*Provided data*:
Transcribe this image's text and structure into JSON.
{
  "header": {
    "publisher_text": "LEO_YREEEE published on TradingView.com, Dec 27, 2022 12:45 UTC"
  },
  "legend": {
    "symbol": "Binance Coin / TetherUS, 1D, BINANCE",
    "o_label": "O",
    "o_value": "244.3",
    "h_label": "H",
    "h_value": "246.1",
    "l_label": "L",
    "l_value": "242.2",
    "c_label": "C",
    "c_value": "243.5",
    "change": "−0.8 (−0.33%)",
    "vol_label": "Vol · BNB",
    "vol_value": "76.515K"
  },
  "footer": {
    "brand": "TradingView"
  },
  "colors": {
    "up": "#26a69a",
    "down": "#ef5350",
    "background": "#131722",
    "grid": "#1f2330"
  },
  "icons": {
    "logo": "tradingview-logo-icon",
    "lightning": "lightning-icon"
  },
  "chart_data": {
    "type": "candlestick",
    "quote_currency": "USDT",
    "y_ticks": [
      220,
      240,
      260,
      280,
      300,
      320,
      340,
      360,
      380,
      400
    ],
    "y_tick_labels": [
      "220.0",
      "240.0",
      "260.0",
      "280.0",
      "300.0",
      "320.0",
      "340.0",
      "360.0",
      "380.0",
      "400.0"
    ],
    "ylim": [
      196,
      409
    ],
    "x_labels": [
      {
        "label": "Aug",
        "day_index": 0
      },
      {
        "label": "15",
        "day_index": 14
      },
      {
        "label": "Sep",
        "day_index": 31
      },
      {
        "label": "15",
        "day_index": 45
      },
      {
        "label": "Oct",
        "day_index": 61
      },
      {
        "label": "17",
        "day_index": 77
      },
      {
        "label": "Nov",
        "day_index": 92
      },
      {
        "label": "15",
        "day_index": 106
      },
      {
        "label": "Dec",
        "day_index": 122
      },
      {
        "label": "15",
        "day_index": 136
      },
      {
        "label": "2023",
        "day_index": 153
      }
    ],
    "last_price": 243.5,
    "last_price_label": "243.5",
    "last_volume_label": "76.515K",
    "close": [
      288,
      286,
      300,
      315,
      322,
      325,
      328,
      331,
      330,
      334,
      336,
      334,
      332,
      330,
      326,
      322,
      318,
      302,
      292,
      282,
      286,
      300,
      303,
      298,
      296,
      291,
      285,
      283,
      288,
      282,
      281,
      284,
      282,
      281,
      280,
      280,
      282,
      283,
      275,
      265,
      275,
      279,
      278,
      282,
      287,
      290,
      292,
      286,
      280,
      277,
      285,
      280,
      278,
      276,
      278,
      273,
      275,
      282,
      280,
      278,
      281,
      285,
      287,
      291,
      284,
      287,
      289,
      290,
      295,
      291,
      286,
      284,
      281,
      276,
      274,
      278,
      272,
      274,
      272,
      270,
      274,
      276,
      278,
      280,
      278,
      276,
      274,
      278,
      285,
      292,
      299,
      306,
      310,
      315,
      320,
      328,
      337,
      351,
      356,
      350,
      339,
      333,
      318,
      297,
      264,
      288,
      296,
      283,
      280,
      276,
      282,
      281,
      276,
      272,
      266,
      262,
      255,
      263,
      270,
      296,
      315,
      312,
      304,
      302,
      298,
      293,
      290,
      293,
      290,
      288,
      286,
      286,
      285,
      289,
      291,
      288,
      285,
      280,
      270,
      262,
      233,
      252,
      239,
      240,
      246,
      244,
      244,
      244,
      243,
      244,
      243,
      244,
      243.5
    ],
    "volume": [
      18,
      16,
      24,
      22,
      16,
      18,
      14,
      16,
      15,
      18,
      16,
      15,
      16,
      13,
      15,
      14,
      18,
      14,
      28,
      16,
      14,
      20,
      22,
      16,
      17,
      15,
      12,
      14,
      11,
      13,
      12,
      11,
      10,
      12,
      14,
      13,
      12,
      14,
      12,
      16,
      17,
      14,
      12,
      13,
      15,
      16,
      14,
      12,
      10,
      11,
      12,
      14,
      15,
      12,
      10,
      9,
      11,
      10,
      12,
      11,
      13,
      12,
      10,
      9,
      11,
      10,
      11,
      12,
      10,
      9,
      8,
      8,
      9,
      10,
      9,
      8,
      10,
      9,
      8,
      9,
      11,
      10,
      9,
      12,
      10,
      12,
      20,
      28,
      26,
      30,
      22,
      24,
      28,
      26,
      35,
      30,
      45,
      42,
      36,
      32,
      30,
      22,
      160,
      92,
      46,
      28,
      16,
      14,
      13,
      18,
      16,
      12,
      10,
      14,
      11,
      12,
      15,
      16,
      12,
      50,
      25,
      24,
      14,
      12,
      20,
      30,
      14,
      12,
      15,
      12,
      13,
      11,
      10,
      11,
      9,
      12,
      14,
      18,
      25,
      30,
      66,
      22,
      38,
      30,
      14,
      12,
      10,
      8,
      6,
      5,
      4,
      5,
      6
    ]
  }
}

*Exercise requirements*:
Word for word, extract all the records.

*Task answer*:
Transcribe this image's text and structure into JSON.
{
  "header": {
    "publisher_text": "LEO_YREEEE published on TradingView.com, Dec 27, 2022 12:45 UTC"
  },
  "legend": {
    "symbol": "Binance Coin / TetherUS, 1D, BINANCE",
    "o_label": "O",
    "o_value": "244.3",
    "h_label": "H",
    "h_value": "246.1",
    "l_label": "L",
    "l_value": "242.2",
    "c_label": "C",
    "c_value": "243.5",
    "change": "−0.8 (−0.33%)",
    "vol_label": "Vol · BNB",
    "vol_value": "76.515K"
  },
  "footer": {
    "brand": "TradingView"
  },
  "colors": {
    "up": "#26a69a",
    "down": "#ef5350",
    "background": "#131722",
    "grid": "#1f2330"
  },
  "icons": {
    "logo": "tradingview-logo-icon",
    "lightning": "lightning-icon"
  },
  "chart_data": {
    "type": "candlestick",
    "quote_currency": "USDT",
    "y_ticks": [
      220,
      240,
      260,
      280,
      300,
      320,
      340,
      360,
      380,
      400
    ],
    "y_tick_labels": [
      "220.0",
      "240.0",
      "260.0",
      "280.0",
      "300.0",
      "320.0",
      "340.0",
      "360.0",
      "380.0",
      "400.0"
    ],
    "ylim": [
      196,
      409
    ],
    "x_labels": [
      {
        "label": "Aug",
        "day_index": 0
      },
      {
        "label": "15",
        "day_index": 14
      },
      {
        "label": "Sep",
        "day_index": 31
      },
      {
        "label": "15",
        "day_index": 45
      },
      {
        "label": "Oct",
        "day_index": 61
      },
      {
        "label": "17",
        "day_index": 77
      },
      {
        "label": "Nov",
        "day_index": 92
      },
      {
        "label": "15",
        "day_index": 106
      },
      {
        "label": "Dec",
        "day_index": 122
      },
      {
        "label": "15",
        "day_index": 136
      },
      {
        "label": "2023",
        "day_index": 153
      }
    ],
    "last_price": 243.5,
    "last_price_label": "243.5",
    "last_volume_label": "76.515K",
    "close": [
      288,
      286,
      300,
      315,
      322,
      325,
      328,
      331,
      330,
      334,
      336,
      334,
      332,
      330,
      326,
      322,
      318,
      302,
      292,
      282,
      286,
      300,
      303,
      298,
      296,
      291,
      285,
      283,
      288,
      282,
      281,
      284,
      282,
      281,
      280,
      280,
      282,
      283,
      275,
      265,
      275,
      279,
      278,
      282,
      287,
      290,
      292,
      286,
      280,
      277,
      285,
      280,
      278,
      276,
      278,
      273,
      275,
      282,
      280,
      278,
      281,
      285,
      287,
      291,
      284,
      287,
      289,
      290,
      295,
      291,
      286,
      284,
      281,
      276,
      274,
      278,
      272,
      274,
      272,
      270,
      274,
      276,
      278,
      280,
      278,
      276,
      274,
      278,
      285,
      292,
      299,
      306,
      310,
      315,
      320,
      328,
      337,
      351,
      356,
      350,
      339,
      333,
      318,
      297,
      264,
      288,
      296,
      283,
      280,
      276,
      282,
      281,
      276,
      272,
      266,
      262,
      255,
      263,
      270,
      296,
      315,
      312,
      304,
      302,
      298,
      293,
      290,
      293,
      290,
      288,
      286,
      286,
      285,
      289,
      291,
      288,
      285,
      280,
      270,
      262,
      233,
      252,
      239,
      240,
      246,
      244,
      244,
      244,
      243,
      244,
      243,
      244,
      243.5
    ],
    "volume": [
      18,
      16,
      24,
      22,
      16,
      18,
      14,
      16,
      15,
      18,
      16,
      15,
      16,
      13,
      15,
      14,
      18,
      14,
      28,
      16,
      14,
      20,
      22,
      16,
      17,
      15,
      12,
      14,
      11,
      13,
      12,
      11,
      10,
      12,
      14,
      13,
      12,
      14,
      12,
      16,
      17,
      14,
      12,
      13,
      15,
      16,
      14,
      12,
      10,
      11,
      12,
      14,
      15,
      12,
      10,
      9,
      11,
      10,
      12,
      11,
      13,
      12,
      10,
      9,
      11,
      10,
      11,
      12,
      10,
      9,
      8,
      8,
      9,
      10,
      9,
      8,
      10,
      9,
      8,
      9,
      11,
      10,
      9,
      12,
      10,
      12,
      20,
      28,
      26,
      30,
      22,
      24,
      28,
      26,
      35,
      30,
      45,
      42,
      36,
      32,
      30,
      22,
      160,
      92,
      46,
      28,
      16,
      14,
      13,
      18,
      16,
      12,
      10,
      14,
      11,
      12,
      15,
      16,
      12,
      50,
      25,
      24,
      14,
      12,
      20,
      30,
      14,
      12,
      15,
      12,
      13,
      11,
      10,
      11,
      9,
      12,
      14,
      18,
      25,
      30,
      66,
      22,
      38,
      30,
      14,
      12,
      10,
      8,
      6,
      5,
      4,
      5,
      6
    ]
  }
}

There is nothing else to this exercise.